## Task to carry out:
Read the listing below and copy out every line that holds "może".
BEGIN Material to process
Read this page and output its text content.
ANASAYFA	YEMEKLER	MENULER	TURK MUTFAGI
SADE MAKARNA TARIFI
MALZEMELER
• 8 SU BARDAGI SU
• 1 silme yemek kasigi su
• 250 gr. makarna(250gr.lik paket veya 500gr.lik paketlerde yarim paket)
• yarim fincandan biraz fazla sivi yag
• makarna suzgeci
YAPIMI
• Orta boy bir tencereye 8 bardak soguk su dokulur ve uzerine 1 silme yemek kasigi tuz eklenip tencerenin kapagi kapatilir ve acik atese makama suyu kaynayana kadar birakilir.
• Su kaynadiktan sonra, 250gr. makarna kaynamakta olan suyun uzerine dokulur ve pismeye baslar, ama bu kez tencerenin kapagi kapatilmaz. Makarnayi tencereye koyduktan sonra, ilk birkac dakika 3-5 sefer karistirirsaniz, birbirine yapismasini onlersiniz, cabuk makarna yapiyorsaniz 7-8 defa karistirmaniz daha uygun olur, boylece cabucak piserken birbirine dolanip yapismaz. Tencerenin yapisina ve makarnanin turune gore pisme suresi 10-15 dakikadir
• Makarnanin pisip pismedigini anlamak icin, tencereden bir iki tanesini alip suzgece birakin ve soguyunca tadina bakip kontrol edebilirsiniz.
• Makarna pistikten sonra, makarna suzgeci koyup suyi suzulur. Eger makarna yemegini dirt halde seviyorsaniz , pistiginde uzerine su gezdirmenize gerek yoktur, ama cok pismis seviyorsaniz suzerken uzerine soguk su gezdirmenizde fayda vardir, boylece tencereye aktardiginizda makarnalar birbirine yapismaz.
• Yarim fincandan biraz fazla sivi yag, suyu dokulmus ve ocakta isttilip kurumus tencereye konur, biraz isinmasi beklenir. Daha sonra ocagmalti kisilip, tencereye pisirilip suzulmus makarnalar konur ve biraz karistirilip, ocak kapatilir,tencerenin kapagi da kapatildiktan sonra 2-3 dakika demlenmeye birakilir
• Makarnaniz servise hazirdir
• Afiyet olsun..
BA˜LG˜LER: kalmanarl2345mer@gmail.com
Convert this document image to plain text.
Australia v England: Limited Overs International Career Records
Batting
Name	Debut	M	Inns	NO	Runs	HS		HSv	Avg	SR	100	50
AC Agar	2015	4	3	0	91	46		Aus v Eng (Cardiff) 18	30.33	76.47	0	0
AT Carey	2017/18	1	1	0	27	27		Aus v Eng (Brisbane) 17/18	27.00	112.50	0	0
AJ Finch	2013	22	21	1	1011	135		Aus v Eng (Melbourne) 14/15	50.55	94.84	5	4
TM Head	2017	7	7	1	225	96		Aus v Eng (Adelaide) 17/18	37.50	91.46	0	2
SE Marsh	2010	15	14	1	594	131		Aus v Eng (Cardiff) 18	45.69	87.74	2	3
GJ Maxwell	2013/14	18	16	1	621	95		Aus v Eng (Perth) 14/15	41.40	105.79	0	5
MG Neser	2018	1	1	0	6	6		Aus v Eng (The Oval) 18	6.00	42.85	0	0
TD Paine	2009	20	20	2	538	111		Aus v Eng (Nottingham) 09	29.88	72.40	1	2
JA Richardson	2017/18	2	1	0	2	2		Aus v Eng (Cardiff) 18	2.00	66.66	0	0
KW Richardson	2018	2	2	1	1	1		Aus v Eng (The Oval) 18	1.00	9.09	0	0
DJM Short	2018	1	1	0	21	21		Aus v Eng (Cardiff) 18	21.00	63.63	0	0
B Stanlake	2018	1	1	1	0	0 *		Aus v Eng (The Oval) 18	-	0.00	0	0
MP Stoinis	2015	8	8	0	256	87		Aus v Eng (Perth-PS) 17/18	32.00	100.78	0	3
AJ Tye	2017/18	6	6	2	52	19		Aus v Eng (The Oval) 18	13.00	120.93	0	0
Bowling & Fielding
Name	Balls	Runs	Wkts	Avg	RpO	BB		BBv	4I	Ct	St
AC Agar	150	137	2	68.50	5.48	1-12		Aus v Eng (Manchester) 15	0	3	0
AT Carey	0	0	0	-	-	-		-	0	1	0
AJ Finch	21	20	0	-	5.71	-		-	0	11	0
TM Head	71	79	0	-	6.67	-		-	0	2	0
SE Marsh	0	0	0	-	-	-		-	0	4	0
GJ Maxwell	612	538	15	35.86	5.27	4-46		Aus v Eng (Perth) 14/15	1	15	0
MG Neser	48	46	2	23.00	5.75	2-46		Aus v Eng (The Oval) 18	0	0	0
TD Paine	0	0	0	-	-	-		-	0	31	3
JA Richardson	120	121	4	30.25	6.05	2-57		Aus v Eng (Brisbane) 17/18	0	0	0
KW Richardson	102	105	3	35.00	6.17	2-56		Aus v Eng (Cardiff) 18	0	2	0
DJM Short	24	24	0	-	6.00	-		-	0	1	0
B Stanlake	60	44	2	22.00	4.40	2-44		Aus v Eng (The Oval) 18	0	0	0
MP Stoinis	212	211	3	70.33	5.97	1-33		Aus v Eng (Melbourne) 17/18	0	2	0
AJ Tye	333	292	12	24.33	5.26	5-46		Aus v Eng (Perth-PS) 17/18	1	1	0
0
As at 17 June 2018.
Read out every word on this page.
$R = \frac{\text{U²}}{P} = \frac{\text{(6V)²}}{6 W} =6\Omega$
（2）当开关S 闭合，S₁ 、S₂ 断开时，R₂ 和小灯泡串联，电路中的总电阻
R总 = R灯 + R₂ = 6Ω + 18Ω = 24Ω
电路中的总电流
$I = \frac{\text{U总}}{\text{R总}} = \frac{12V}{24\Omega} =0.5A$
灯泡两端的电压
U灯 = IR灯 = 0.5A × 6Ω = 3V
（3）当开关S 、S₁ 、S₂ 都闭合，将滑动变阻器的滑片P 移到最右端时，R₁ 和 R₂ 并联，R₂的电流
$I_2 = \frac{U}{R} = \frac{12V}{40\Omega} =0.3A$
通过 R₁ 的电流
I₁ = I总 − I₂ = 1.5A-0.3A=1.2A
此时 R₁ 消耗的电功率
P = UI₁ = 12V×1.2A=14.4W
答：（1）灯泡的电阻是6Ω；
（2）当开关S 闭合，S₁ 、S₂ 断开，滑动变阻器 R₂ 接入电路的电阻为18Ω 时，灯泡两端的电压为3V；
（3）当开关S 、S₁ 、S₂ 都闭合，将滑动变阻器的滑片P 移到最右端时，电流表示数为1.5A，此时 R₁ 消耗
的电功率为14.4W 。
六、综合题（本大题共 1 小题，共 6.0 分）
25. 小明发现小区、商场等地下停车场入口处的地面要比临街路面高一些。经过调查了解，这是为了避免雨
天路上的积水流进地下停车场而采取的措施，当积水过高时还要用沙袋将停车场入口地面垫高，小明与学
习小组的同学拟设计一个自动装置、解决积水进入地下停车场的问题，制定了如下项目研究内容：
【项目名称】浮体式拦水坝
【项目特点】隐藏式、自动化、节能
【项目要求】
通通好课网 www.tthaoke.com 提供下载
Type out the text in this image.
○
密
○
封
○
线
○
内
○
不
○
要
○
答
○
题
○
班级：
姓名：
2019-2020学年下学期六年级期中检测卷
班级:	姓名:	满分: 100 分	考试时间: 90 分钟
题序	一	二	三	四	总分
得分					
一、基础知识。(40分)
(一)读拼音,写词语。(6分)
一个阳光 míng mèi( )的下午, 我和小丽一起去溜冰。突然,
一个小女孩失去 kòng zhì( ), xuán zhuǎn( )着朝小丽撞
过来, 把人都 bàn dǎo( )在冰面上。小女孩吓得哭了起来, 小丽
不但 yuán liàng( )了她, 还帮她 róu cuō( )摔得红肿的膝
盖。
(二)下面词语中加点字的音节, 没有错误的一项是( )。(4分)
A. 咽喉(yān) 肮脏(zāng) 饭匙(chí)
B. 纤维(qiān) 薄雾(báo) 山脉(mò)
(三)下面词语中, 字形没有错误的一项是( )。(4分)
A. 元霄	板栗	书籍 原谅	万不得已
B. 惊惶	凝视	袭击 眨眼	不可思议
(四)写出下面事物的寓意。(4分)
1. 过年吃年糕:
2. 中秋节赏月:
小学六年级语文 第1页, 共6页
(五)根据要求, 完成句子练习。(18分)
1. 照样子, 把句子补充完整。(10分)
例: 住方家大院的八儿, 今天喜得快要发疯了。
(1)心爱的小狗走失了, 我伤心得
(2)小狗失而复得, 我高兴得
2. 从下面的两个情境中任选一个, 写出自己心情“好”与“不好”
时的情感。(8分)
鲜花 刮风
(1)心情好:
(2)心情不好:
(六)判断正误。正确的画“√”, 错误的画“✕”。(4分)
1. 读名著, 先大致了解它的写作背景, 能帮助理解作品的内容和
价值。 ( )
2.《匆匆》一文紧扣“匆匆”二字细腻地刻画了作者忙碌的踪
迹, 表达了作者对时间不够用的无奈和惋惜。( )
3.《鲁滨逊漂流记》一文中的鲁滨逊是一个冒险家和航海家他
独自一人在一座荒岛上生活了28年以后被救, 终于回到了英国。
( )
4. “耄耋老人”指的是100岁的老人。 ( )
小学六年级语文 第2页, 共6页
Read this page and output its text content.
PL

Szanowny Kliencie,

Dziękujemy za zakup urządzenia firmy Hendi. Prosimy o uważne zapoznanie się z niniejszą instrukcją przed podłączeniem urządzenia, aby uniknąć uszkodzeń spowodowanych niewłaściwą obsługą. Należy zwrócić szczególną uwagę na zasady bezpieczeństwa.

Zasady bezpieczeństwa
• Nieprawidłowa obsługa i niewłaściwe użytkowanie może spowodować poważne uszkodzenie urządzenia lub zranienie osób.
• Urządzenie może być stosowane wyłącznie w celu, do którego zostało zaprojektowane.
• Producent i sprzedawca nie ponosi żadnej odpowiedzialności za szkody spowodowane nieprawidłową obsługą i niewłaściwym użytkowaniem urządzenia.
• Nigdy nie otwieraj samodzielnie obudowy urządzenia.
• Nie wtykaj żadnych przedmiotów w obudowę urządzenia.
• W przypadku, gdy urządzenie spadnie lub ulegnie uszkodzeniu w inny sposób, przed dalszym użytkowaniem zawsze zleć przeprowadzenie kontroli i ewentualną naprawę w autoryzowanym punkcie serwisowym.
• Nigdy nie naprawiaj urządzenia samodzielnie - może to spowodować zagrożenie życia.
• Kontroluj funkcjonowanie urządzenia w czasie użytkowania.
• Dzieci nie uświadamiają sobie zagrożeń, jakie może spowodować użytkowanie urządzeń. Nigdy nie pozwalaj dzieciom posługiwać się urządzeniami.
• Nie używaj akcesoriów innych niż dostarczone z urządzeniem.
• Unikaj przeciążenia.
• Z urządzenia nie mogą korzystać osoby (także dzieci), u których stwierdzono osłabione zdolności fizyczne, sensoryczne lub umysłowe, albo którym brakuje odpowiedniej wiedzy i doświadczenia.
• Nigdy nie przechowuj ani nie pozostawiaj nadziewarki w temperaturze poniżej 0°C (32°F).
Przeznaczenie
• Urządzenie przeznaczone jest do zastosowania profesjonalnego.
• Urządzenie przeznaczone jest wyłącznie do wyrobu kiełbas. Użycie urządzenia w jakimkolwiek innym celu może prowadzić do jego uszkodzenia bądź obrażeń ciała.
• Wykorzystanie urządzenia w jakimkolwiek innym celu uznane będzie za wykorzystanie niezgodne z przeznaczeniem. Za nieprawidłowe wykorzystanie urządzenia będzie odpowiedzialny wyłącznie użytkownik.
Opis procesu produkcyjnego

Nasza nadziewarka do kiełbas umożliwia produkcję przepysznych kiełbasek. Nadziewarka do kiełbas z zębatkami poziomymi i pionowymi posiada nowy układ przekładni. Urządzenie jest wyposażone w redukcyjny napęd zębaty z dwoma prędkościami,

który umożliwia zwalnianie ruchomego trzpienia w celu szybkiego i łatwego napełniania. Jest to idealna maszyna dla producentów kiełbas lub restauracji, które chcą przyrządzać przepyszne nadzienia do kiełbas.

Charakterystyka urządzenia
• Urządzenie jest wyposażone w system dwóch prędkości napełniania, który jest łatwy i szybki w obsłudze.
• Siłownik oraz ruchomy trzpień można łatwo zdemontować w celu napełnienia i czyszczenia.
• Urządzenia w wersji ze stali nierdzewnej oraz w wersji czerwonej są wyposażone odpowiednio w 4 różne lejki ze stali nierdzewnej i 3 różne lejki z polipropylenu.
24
END Material to process
## Exercise output:
• Nieprawidłowa obsługa i niewłaściwe użytkowanie może spowodować poważne uszkodzenie urządzenia lub zranienie osób.
• Urządzenie może być stosowane wyłącznie w celu, do którego zostało zaprojektowane.
• Nigdy nie naprawiaj urządzenia samodzielnie - może to spowodować zagrożenie życia.
• Dzieci nie uświadamiają sobie zagrożeń, jakie może spowodować użytkowanie urządzeń. Nigdy nie pozwalaj dzieciom posługiwać się urządzeniami.
• Urządzenie przeznaczone jest wyłącznie do wyrobu kiełbas. Użycie urządzenia w jakimkolwiek innym celu może prowadzić do jego uszkodzenia bądź obrażeń ciała.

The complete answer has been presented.